-- Begin RAW RECORDS --
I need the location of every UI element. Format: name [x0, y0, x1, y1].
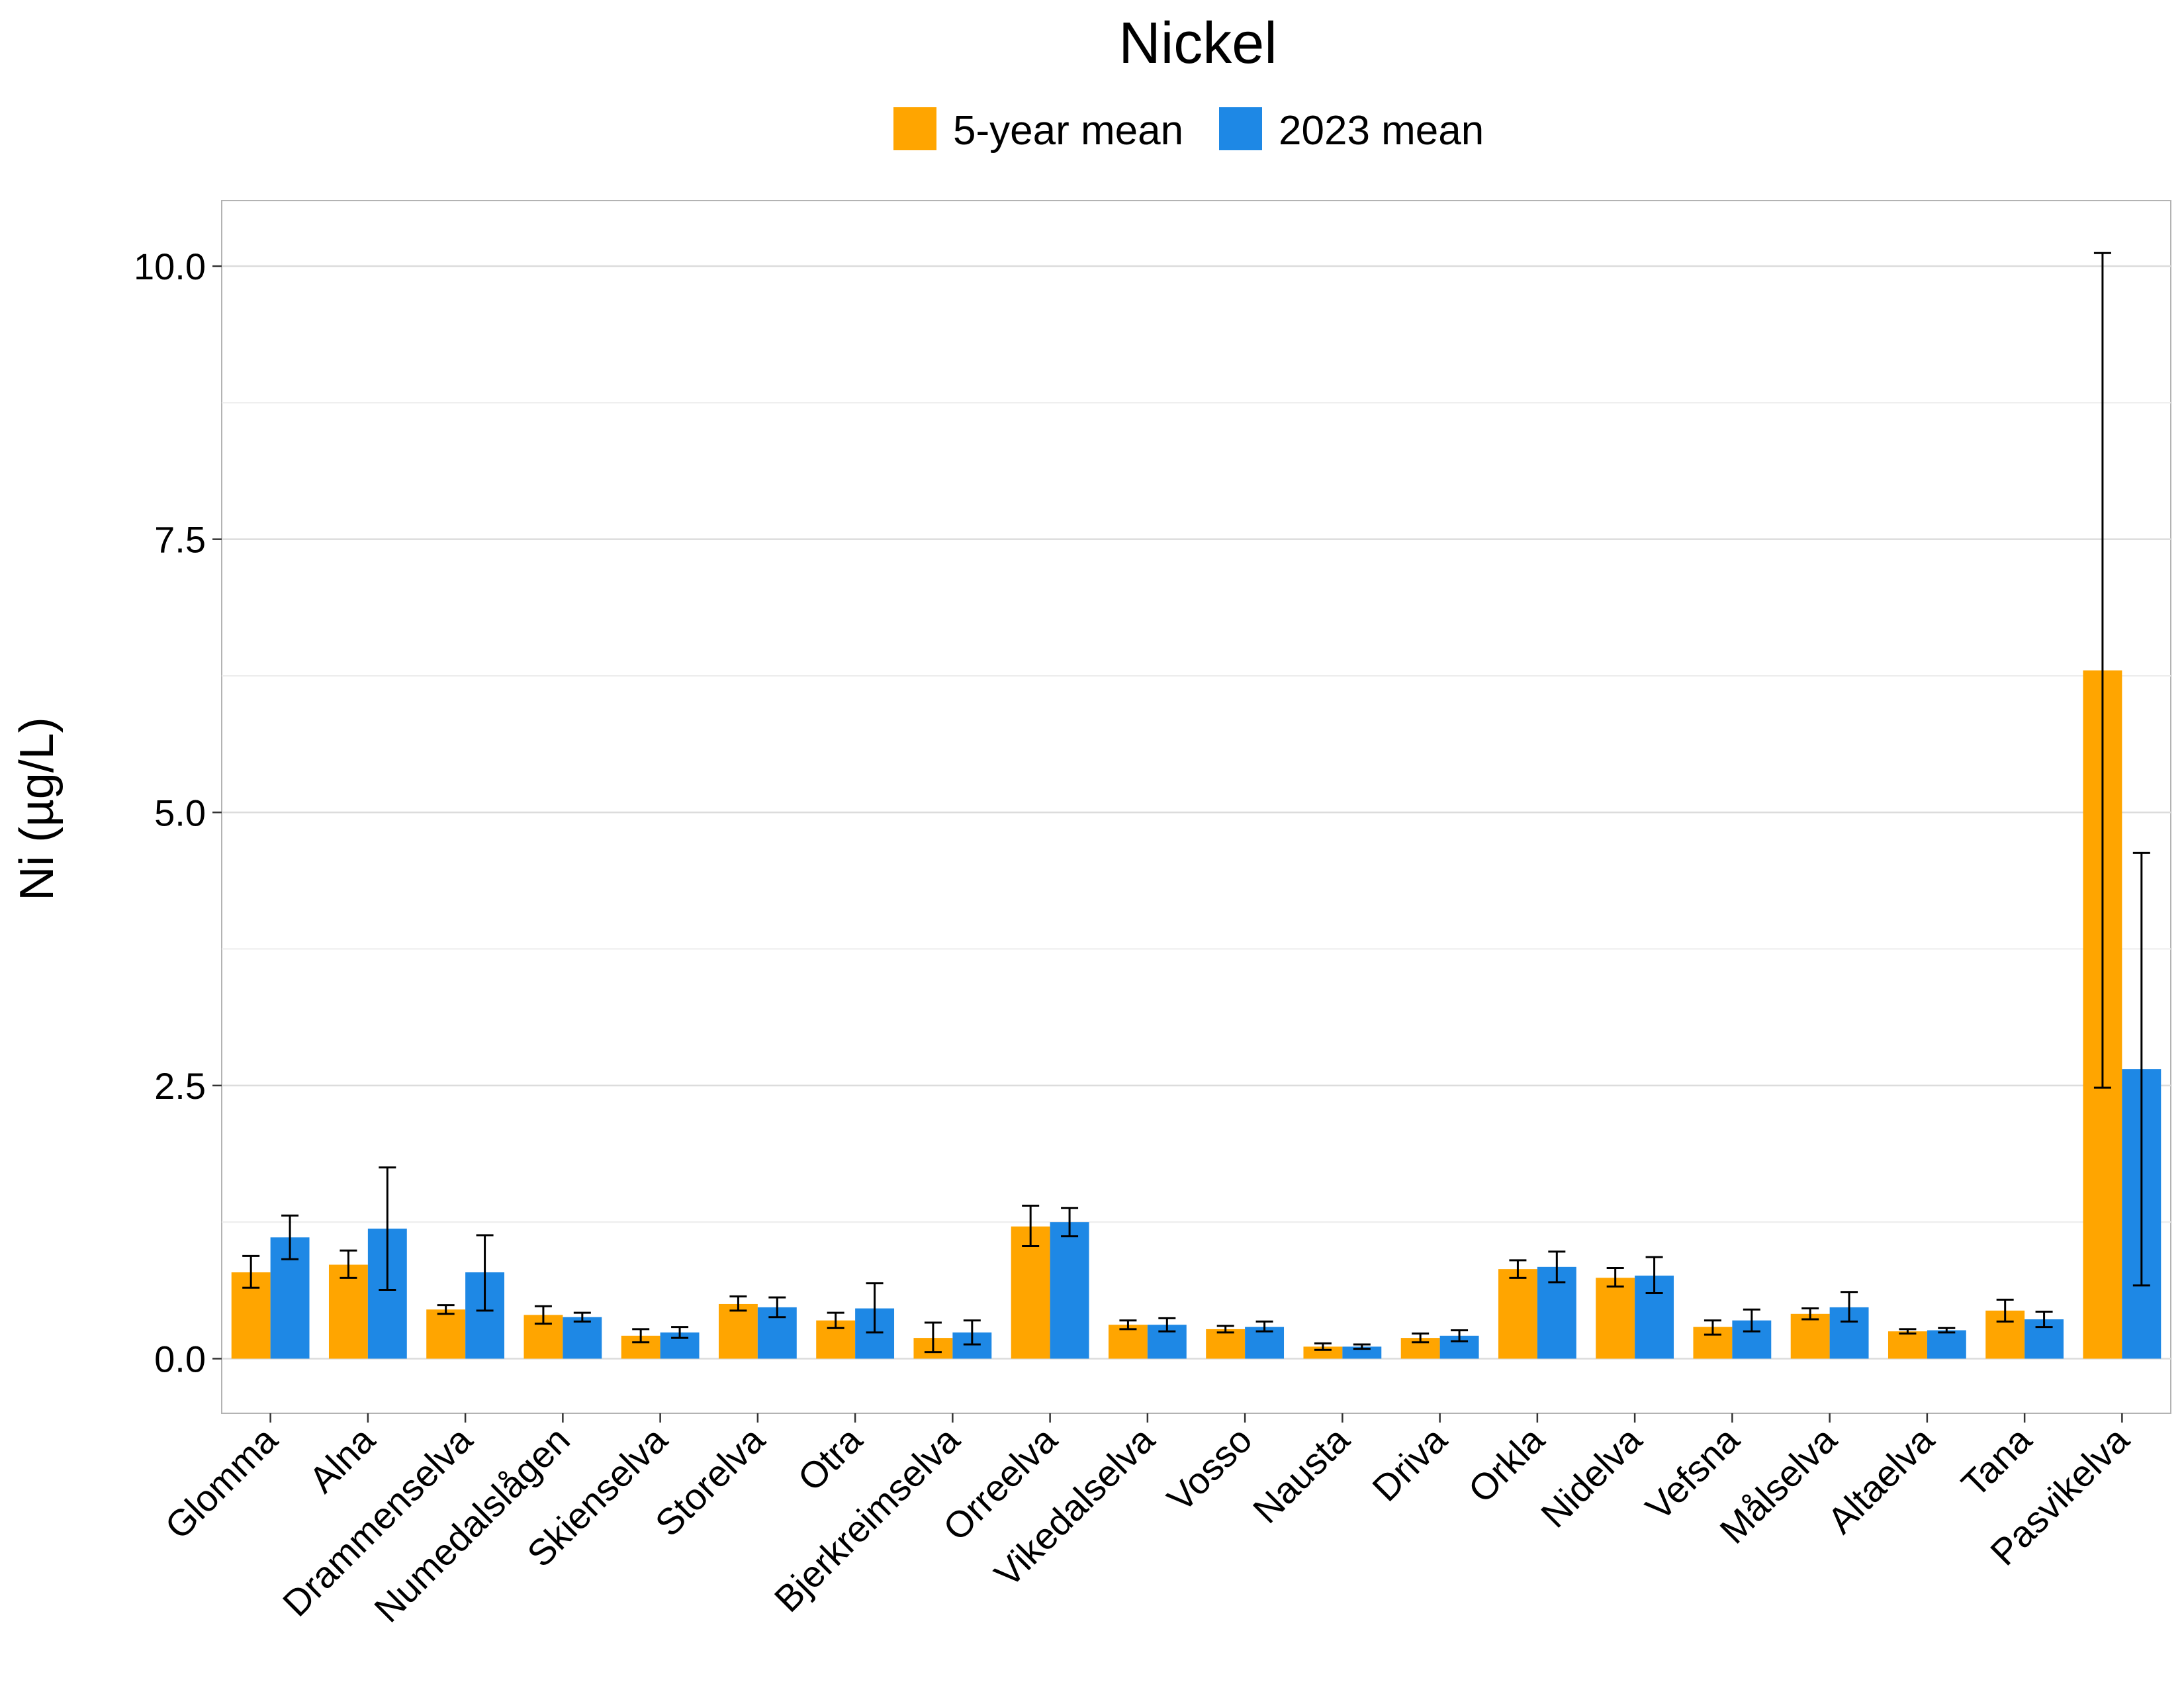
x-tick-label: Storelva	[647, 1418, 773, 1544]
y-tick-label: 7.5	[154, 519, 206, 561]
x-tick-label: Otra	[790, 1418, 870, 1499]
x-tick-label: Tana	[1953, 1418, 2040, 1505]
legend-swatch-2023-mean	[1219, 107, 1262, 150]
x-tick-label: Nausta	[1245, 1418, 1358, 1531]
bar-5-year-mean	[1011, 1226, 1050, 1359]
y-tick-label: 10.0	[134, 246, 206, 287]
bar-5-year-mean	[426, 1309, 466, 1359]
bars	[231, 670, 2161, 1359]
bar-5-year-mean	[1790, 1313, 1830, 1359]
legend-label-2023-mean: 2023 mean	[1279, 108, 1484, 154]
bar-5-year-mean	[1888, 1331, 1927, 1359]
y-axis: 0.0 2.5 5.0 7.5 10.0	[134, 246, 222, 1380]
x-tick-label: Glomma	[157, 1418, 286, 1547]
bar-5-year-mean	[1303, 1346, 1343, 1359]
y-axis-label: Ni (µg/L)	[11, 717, 64, 901]
x-axis: Glomma AlnaDrammenselvaNumedalslågenSkien…	[157, 1413, 2137, 1630]
x-tick-label: Nidelva	[1533, 1418, 1650, 1535]
legend-swatch-5-year-mean	[893, 107, 936, 150]
bar-5-year-mean	[718, 1303, 758, 1359]
y-tick-label: 5.0	[154, 792, 206, 833]
bar-5-year-mean	[1596, 1278, 1635, 1359]
bar-5-year-mean	[1206, 1329, 1246, 1359]
x-tick-label: Vosso	[1159, 1419, 1259, 1519]
bar-2023-mean	[563, 1317, 602, 1359]
bar-2023-mean	[1342, 1346, 1382, 1359]
y-tick-label: 0.0	[154, 1338, 206, 1380]
bar-5-year-mean	[1108, 1325, 1148, 1359]
bar-2023-mean	[1927, 1330, 1966, 1359]
bar-2023-mean	[1050, 1222, 1089, 1359]
x-tick-label: Alna	[301, 1418, 383, 1500]
legend: 5-year mean 2023 mean	[893, 107, 1484, 154]
bar-5-year-mean	[1498, 1269, 1537, 1359]
bar-5-year-mean	[328, 1264, 368, 1359]
chart-title: Nickel	[1118, 10, 1277, 75]
x-tick-label: Driva	[1364, 1418, 1455, 1509]
x-tick-label: Altaelva	[1819, 1418, 1942, 1541]
plot-panel	[221, 200, 2171, 1414]
legend-label-5-year-mean: 5-year mean	[953, 108, 1183, 154]
y-tick-label: 2.5	[154, 1065, 206, 1107]
error-bars	[242, 252, 2150, 1354]
x-tick-label: Orkla	[1460, 1418, 1553, 1511]
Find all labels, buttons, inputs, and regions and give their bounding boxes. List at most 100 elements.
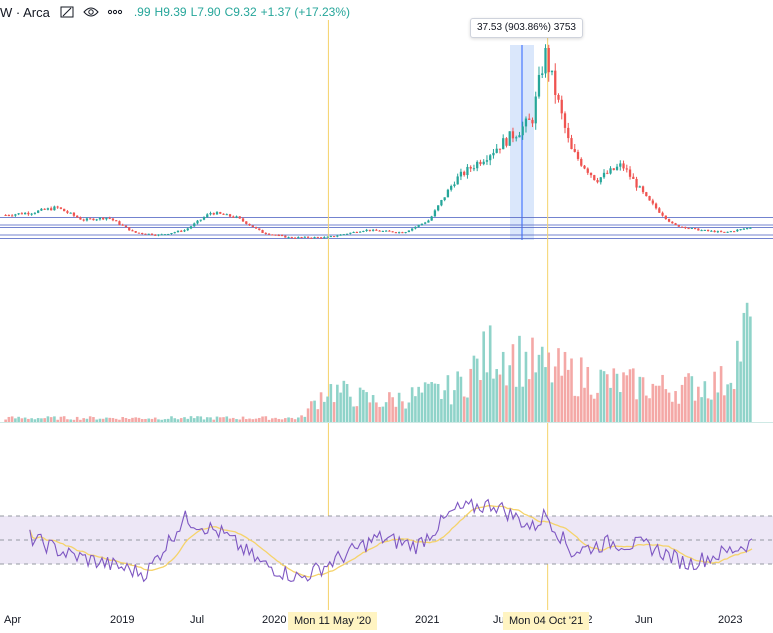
volume-bar: [293, 419, 297, 422]
volume-bar: [62, 416, 66, 422]
candle-body: [329, 236, 332, 238]
volume-bar: [749, 316, 752, 422]
volume-bar: [150, 418, 154, 422]
candle-body: [736, 229, 739, 232]
candle-body: [336, 235, 339, 237]
volume-bar: [186, 418, 190, 422]
candle-body: [92, 218, 95, 221]
volume-bar: [498, 374, 502, 422]
volume-bar: [381, 406, 385, 422]
candle-body: [141, 232, 144, 234]
volume-bar: [423, 382, 427, 422]
volume-bar: [557, 348, 560, 422]
volume-bar: [397, 392, 401, 422]
volume-bar: [277, 418, 281, 422]
volume-bar: [316, 409, 320, 422]
candle-body: [648, 196, 651, 201]
candle-body: [599, 177, 602, 183]
volume-bar: [417, 386, 420, 422]
candle-body: [144, 233, 147, 235]
volume-bar: [553, 366, 557, 422]
candle-body: [280, 235, 284, 237]
volume-bar: [114, 418, 118, 422]
candle-body: [287, 237, 290, 239]
candle-body: [95, 219, 98, 221]
candle-body: [641, 186, 645, 193]
time-axis-label: Apr: [4, 614, 22, 626]
candle-body: [609, 168, 612, 174]
volume-bar: [313, 400, 316, 422]
volume-bar: [404, 408, 407, 422]
candle-body: [485, 160, 489, 162]
volume-bar: [664, 389, 668, 422]
volume-bar: [570, 358, 573, 422]
candle-body: [427, 220, 430, 223]
change-value: +1.37 (+17.23%): [260, 5, 351, 19]
candle-body: [453, 184, 456, 187]
volume-bar: [228, 418, 232, 422]
candle-body: [489, 155, 492, 161]
candle-body: [667, 219, 671, 222]
candle-body: [703, 229, 706, 231]
eye-icon[interactable]: [82, 4, 100, 20]
candle-body: [534, 96, 537, 124]
candle-body: [303, 236, 306, 238]
candle-body: [589, 172, 593, 176]
candle-body: [189, 226, 193, 229]
candle-body: [394, 232, 398, 234]
volume-bar: [602, 371, 606, 422]
volume-bar: [599, 369, 603, 422]
candle-body: [687, 228, 690, 230]
candle-body: [53, 206, 56, 211]
candle-body: [24, 212, 27, 215]
candle-body: [381, 230, 385, 232]
candle-body: [742, 228, 746, 230]
volume-bar: [43, 418, 46, 422]
volume-bar: [651, 383, 655, 422]
candle-body: [108, 217, 111, 219]
volume-bar: [215, 416, 219, 422]
candle-body: [235, 216, 238, 218]
candle-body: [14, 214, 17, 216]
volume-bar: [514, 386, 518, 422]
candle-body: [365, 229, 368, 231]
candle-body: [567, 127, 570, 139]
symbol-label[interactable]: W · Arca: [0, 4, 50, 20]
more-options-icon[interactable]: [106, 4, 124, 20]
candle-body: [671, 221, 674, 224]
candle-body: [407, 230, 411, 233]
candle-body: [716, 231, 719, 233]
candle-body: [554, 70, 557, 95]
volume-bar: [362, 389, 365, 422]
candle-body: [414, 226, 417, 229]
volume-bar: [488, 325, 492, 422]
volume-bar: [420, 392, 424, 422]
volume-bar: [612, 368, 616, 422]
candle-body: [69, 212, 72, 214]
volume-bar: [101, 418, 105, 422]
volume-bar: [495, 369, 499, 422]
candle-body: [339, 234, 342, 236]
candle-body: [573, 149, 576, 152]
candle-body: [729, 231, 732, 233]
candle-body: [537, 74, 541, 97]
settings-icon[interactable]: [58, 4, 76, 20]
volume-bar: [88, 416, 92, 422]
volume-bar: [576, 396, 580, 422]
candle-body: [635, 178, 638, 188]
candle-body: [625, 168, 628, 170]
volume-bar: [212, 419, 216, 422]
volume-bar: [179, 418, 183, 422]
candle-body: [105, 217, 108, 220]
volume-bar: [23, 417, 27, 422]
candle-body: [102, 217, 105, 220]
volume-bar: [583, 387, 586, 422]
time-axis-label: Jul: [190, 614, 205, 626]
volume-bar: [388, 392, 391, 422]
volume-bar: [710, 399, 713, 422]
volume-bar: [134, 417, 138, 422]
volume-bar: [700, 397, 703, 422]
candle-body: [134, 231, 137, 233]
candle-body: [437, 205, 440, 211]
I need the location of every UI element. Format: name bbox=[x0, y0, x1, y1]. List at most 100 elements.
-- End RAW RECORDS --
WHAT THE TASK ASKS: Return all of the records above word for word, leaving out the pictures.

ANSWER TO THIS EXERCISE:
I need the location of every UI element. Format: name [x0, y0, x1, y1].
x-tick-label: Storelva	[647, 1418, 773, 1544]
y-tick-label: 7.5	[154, 519, 206, 561]
x-tick-label: Otra	[790, 1418, 870, 1499]
x-tick-label: Tana	[1953, 1418, 2040, 1505]
legend-swatch-2023-mean	[1219, 107, 1262, 150]
x-tick-label: Nausta	[1245, 1418, 1358, 1531]
bar-5-year-mean	[1011, 1226, 1050, 1359]
y-tick-label: 10.0	[134, 246, 206, 287]
bar-5-year-mean	[426, 1309, 466, 1359]
bars	[231, 670, 2161, 1359]
bar-5-year-mean	[1790, 1313, 1830, 1359]
legend-label-2023-mean: 2023 mean	[1279, 108, 1484, 154]
bar-5-year-mean	[1888, 1331, 1927, 1359]
y-axis: 0.0 2.5 5.0 7.5 10.0	[134, 246, 222, 1380]
x-tick-label: Glomma	[157, 1418, 286, 1547]
bar-5-year-mean	[1303, 1346, 1343, 1359]
y-axis-label: Ni (µg/L)	[11, 717, 64, 901]
x-axis: Glomma AlnaDrammenselvaNumedalslågenSkien…	[157, 1413, 2137, 1630]
x-tick-label: Nidelva	[1533, 1418, 1650, 1535]
legend-swatch-5-year-mean	[893, 107, 936, 150]
bar-5-year-mean	[718, 1303, 758, 1359]
y-tick-label: 5.0	[154, 792, 206, 833]
bar-5-year-mean	[1596, 1278, 1635, 1359]
bar-5-year-mean	[1206, 1329, 1246, 1359]
x-tick-label: Vosso	[1159, 1419, 1259, 1519]
bar-2023-mean	[563, 1317, 602, 1359]
bar-2023-mean	[1342, 1346, 1382, 1359]
y-tick-label: 0.0	[154, 1338, 206, 1380]
bar-5-year-mean	[1108, 1325, 1148, 1359]
bar-2023-mean	[1927, 1330, 1966, 1359]
bar-2023-mean	[1050, 1222, 1089, 1359]
x-tick-label: Alna	[301, 1418, 383, 1500]
legend: 5-year mean 2023 mean	[893, 107, 1484, 154]
bar-5-year-mean	[1498, 1269, 1537, 1359]
bar-5-year-mean	[328, 1264, 368, 1359]
chart-title: Nickel	[1118, 10, 1277, 75]
x-tick-label: Driva	[1364, 1418, 1455, 1509]
x-tick-label: Altaelva	[1819, 1418, 1942, 1541]
plot-panel	[221, 200, 2171, 1414]
legend-label-5-year-mean: 5-year mean	[953, 108, 1183, 154]
y-tick-label: 2.5	[154, 1065, 206, 1107]
error-bars	[242, 252, 2150, 1354]
x-tick-label: Orkla	[1460, 1418, 1553, 1511]
Find all labels, buttons, inputs, and regions and give their bounding boxes. List at most 100 elements.
volume-bar: [293, 419, 297, 422]
volume-bar: [62, 416, 66, 422]
candle-body: [329, 236, 332, 238]
volume-bar: [749, 316, 752, 422]
volume-bar: [150, 418, 154, 422]
candle-body: [736, 229, 739, 232]
candle-body: [336, 235, 339, 237]
volume-bar: [186, 418, 190, 422]
candle-body: [92, 218, 95, 221]
volume-bar: [498, 374, 502, 422]
volume-bar: [381, 406, 385, 422]
candle-body: [141, 232, 144, 234]
volume-bar: [423, 382, 427, 422]
volume-bar: [557, 348, 560, 422]
volume-bar: [397, 392, 401, 422]
volume-bar: [277, 418, 281, 422]
volume-bar: [316, 409, 320, 422]
candle-body: [648, 196, 651, 201]
candle-body: [599, 177, 602, 183]
volume-bar: [417, 386, 420, 422]
candle-body: [144, 233, 147, 235]
volume-bar: [553, 366, 557, 422]
candle-body: [280, 235, 284, 237]
volume-bar: [114, 418, 118, 422]
candle-body: [287, 237, 290, 239]
candle-body: [95, 219, 98, 221]
candle-body: [641, 186, 645, 193]
time-axis-label: Apr: [4, 614, 22, 626]
candle-body: [609, 168, 612, 174]
volume-bar: [313, 400, 316, 422]
volume-bar: [404, 408, 407, 422]
candle-body: [485, 160, 489, 162]
volume-bar: [664, 389, 668, 422]
volume-bar: [570, 358, 573, 422]
candle-body: [427, 220, 430, 223]
change-value: +1.37 (+17.23%): [260, 5, 351, 19]
candle-body: [453, 184, 456, 187]
volume-bar: [228, 418, 232, 422]
candle-body: [489, 155, 492, 161]
candle-body: [667, 219, 671, 222]
candle-body: [703, 229, 706, 231]
eye-icon[interactable]: [82, 4, 100, 20]
candle-body: [534, 96, 537, 124]
candle-body: [303, 236, 306, 238]
candle-body: [589, 172, 593, 176]
candle-body: [189, 226, 193, 229]
candle-body: [394, 232, 398, 234]
volume-bar: [602, 371, 606, 422]
volume-bar: [599, 369, 603, 422]
candle-body: [687, 228, 690, 230]
candle-body: [53, 206, 56, 211]
candle-body: [24, 212, 27, 215]
candle-body: [381, 230, 385, 232]
candle-body: [742, 228, 746, 230]
volume-bar: [43, 418, 46, 422]
volume-bar: [651, 383, 655, 422]
candle-body: [108, 217, 111, 219]
volume-bar: [215, 416, 219, 422]
candle-body: [235, 216, 238, 218]
candle-body: [14, 214, 17, 216]
volume-bar: [514, 386, 518, 422]
candle-body: [365, 229, 368, 231]
candle-body: [567, 127, 570, 139]
symbol-label[interactable]: W · Arca: [0, 4, 50, 20]
more-options-icon[interactable]: [106, 4, 124, 20]
candle-body: [671, 221, 674, 224]
candle-body: [407, 230, 411, 233]
candle-body: [716, 231, 719, 233]
candle-body: [554, 70, 557, 95]
volume-bar: [362, 389, 365, 422]
candle-body: [414, 226, 417, 229]
volume-bar: [488, 325, 492, 422]
volume-bar: [420, 392, 424, 422]
volume-bar: [612, 368, 616, 422]
candle-body: [69, 212, 72, 214]
volume-bar: [101, 418, 105, 422]
volume-bar: [495, 369, 499, 422]
candle-body: [339, 234, 342, 236]
candle-body: [573, 149, 576, 152]
candle-body: [729, 231, 732, 233]
candle-body: [537, 74, 541, 97]
settings-icon[interactable]: [58, 4, 76, 20]
volume-bar: [88, 416, 92, 422]
volume-bar: [576, 396, 580, 422]
candle-body: [635, 178, 638, 188]
candle-body: [625, 168, 628, 170]
volume-bar: [212, 419, 216, 422]
volume-bar: [179, 418, 183, 422]
candle-body: [105, 217, 108, 220]
volume-bar: [23, 417, 27, 422]
candle-body: [102, 217, 105, 220]
volume-bar: [583, 387, 586, 422]
time-axis-label: Jul: [190, 614, 205, 626]
volume-bar: [388, 392, 391, 422]
volume-bar: [710, 399, 713, 422]
volume-bar: [134, 417, 138, 422]
volume-bar: [700, 397, 703, 422]
candle-body: [134, 231, 137, 233]
candle-body: [437, 205, 440, 211]
I need the location of every UI element. Format: name bbox=[x0, y0, x1, y1]. List at most 100 elements.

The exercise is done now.